_WHAT YOU NEED TO DO:_
Locate every line in the records below that contains the word "letter", and copy each one.

::: ENTRIES SUPPLIED :::

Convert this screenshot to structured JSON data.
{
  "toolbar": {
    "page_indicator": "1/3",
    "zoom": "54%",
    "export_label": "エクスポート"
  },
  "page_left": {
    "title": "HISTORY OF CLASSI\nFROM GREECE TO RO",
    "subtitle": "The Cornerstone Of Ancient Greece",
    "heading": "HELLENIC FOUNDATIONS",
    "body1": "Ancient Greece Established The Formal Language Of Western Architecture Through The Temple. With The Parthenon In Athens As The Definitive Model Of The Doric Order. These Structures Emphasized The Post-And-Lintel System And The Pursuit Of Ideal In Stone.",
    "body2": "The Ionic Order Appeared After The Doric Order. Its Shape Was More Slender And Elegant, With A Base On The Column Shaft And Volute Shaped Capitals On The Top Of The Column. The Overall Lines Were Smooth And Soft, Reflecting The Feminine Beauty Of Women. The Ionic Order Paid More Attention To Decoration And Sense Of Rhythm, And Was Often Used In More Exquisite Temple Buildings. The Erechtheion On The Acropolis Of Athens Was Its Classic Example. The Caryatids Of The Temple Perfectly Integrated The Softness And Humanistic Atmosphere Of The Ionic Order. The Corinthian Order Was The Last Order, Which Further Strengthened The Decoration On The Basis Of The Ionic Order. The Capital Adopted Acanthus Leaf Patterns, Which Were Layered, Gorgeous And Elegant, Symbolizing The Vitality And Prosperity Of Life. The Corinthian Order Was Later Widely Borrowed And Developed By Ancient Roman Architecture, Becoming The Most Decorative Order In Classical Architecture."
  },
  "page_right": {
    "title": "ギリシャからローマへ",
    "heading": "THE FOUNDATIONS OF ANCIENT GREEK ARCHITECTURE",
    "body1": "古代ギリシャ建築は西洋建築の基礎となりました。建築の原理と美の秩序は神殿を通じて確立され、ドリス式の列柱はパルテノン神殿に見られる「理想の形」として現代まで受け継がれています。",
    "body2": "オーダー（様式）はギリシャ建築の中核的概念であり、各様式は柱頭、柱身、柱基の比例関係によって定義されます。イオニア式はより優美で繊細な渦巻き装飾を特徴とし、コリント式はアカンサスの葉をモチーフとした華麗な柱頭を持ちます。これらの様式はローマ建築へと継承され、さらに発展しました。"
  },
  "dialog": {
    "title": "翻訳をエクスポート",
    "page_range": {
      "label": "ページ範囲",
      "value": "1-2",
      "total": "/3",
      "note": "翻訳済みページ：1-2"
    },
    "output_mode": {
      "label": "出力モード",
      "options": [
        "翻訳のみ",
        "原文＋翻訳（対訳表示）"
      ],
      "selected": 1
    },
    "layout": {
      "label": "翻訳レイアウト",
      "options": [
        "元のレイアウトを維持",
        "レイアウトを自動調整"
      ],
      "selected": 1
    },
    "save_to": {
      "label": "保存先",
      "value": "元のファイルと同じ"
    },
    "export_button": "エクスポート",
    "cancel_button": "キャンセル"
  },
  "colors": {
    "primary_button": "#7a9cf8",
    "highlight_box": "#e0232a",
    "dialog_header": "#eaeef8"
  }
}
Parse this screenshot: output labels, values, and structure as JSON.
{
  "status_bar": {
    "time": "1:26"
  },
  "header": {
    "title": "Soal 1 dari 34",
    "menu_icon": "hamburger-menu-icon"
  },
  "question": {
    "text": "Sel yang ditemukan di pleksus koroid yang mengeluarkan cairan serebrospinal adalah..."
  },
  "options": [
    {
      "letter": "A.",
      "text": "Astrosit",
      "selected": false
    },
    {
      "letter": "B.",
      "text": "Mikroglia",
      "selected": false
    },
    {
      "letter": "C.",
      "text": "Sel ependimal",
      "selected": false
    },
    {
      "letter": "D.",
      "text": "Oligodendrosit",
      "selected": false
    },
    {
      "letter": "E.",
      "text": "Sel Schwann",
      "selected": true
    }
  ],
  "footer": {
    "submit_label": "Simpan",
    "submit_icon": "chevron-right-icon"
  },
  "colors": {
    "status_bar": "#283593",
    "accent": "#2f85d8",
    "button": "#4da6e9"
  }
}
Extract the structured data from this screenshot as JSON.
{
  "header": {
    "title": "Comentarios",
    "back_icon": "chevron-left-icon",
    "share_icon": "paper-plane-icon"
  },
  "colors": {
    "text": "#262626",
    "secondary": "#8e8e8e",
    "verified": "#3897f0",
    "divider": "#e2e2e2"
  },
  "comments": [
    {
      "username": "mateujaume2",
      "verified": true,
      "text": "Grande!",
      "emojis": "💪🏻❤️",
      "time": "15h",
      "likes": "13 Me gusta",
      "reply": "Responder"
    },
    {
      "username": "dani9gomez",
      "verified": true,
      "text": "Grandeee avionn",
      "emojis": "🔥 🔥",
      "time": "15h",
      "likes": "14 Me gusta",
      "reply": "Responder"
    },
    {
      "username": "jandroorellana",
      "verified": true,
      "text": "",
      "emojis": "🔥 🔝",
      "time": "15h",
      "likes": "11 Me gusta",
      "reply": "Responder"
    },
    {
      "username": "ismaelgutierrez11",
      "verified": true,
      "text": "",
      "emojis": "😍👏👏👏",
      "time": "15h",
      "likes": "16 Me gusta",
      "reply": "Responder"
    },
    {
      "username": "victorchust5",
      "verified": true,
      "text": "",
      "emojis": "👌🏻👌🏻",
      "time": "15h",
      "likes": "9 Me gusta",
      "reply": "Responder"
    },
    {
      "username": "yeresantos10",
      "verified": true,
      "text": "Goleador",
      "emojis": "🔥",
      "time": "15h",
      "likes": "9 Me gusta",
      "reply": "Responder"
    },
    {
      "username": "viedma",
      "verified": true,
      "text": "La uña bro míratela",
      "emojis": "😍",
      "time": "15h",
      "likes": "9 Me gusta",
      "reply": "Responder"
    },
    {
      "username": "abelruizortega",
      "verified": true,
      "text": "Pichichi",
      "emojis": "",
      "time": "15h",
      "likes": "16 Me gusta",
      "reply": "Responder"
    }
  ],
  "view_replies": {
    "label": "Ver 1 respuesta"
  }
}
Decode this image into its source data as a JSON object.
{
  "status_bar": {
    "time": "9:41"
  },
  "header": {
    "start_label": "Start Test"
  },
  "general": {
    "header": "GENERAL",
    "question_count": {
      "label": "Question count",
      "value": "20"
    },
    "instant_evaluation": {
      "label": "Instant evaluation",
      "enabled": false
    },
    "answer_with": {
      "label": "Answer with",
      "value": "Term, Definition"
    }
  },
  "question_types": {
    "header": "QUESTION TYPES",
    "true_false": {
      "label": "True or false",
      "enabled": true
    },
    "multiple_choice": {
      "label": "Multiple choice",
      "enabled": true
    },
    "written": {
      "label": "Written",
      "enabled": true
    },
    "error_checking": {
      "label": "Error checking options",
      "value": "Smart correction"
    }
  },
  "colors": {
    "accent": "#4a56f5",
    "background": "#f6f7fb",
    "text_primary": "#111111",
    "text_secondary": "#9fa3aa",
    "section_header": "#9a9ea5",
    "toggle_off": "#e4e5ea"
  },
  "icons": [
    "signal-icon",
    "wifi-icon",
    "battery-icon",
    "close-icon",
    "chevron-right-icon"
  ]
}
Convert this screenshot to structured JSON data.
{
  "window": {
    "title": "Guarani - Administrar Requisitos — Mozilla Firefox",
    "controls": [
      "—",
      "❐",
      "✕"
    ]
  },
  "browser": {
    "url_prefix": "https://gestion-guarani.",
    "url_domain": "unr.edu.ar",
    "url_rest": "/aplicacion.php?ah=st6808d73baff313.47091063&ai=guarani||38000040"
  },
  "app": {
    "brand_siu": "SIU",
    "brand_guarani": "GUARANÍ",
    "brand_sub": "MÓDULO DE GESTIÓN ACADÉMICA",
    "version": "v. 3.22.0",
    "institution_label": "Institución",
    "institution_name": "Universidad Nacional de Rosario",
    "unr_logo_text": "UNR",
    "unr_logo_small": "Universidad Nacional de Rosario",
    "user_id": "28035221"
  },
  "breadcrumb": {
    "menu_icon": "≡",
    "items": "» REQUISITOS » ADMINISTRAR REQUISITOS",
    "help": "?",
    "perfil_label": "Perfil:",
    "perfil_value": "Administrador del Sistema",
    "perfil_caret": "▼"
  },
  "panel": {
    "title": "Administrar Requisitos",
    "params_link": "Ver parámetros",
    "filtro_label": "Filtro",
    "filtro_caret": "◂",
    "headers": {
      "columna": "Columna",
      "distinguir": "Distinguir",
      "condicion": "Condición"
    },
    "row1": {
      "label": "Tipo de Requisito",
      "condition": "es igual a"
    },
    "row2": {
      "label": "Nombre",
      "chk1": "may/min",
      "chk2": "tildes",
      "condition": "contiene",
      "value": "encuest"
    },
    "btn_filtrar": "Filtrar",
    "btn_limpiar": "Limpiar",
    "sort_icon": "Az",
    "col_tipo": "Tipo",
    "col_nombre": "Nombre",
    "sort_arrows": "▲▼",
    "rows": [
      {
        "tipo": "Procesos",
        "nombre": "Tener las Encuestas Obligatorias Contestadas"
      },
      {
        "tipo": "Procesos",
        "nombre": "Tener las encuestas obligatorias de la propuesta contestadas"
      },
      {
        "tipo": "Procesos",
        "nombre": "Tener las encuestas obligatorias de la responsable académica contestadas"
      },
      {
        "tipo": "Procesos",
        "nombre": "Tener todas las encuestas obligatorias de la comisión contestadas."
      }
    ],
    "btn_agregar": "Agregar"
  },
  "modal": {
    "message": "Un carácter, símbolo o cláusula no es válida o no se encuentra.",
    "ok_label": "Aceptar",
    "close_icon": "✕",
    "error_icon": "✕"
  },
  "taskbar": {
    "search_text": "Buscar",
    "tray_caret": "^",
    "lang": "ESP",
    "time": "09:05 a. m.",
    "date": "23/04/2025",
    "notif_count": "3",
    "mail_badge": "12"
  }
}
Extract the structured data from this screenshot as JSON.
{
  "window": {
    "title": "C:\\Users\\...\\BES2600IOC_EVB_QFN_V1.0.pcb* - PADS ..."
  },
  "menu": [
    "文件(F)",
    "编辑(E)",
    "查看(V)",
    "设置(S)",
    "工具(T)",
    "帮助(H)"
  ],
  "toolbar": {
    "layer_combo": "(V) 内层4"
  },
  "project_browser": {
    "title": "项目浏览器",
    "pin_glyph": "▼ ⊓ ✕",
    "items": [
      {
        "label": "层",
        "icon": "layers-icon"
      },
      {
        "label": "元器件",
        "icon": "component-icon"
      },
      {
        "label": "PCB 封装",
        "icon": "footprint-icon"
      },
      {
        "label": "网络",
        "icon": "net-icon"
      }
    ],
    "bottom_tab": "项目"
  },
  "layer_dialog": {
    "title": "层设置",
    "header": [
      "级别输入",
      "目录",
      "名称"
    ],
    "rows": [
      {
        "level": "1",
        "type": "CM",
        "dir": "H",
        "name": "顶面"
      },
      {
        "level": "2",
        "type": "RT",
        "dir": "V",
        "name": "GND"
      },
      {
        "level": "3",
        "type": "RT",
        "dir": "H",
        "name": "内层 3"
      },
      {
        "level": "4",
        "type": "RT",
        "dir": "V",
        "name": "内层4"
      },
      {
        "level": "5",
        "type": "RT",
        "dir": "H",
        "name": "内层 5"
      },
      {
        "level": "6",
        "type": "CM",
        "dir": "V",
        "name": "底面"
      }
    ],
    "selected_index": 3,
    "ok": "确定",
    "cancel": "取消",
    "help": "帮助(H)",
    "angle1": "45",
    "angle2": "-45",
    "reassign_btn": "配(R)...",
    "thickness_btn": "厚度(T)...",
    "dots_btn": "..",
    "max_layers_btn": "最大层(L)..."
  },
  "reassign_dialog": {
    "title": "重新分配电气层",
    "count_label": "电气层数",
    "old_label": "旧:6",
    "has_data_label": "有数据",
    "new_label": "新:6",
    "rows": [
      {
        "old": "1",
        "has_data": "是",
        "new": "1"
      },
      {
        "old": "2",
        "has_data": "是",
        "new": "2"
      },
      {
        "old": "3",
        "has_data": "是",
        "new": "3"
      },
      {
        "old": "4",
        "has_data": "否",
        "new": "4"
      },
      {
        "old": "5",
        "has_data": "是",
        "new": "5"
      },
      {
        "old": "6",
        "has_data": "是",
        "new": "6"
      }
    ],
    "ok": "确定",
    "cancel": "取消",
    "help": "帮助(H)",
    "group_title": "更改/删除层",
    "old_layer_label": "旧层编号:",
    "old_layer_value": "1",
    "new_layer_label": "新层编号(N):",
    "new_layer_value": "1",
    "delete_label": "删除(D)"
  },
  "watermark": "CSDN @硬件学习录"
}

:::

_SOLUTION FOR THIS PROBLEM:_
      "letter": "A.",
      "letter": "B.",
      "letter": "C.",
      "letter": "D.",
      "letter": "E.",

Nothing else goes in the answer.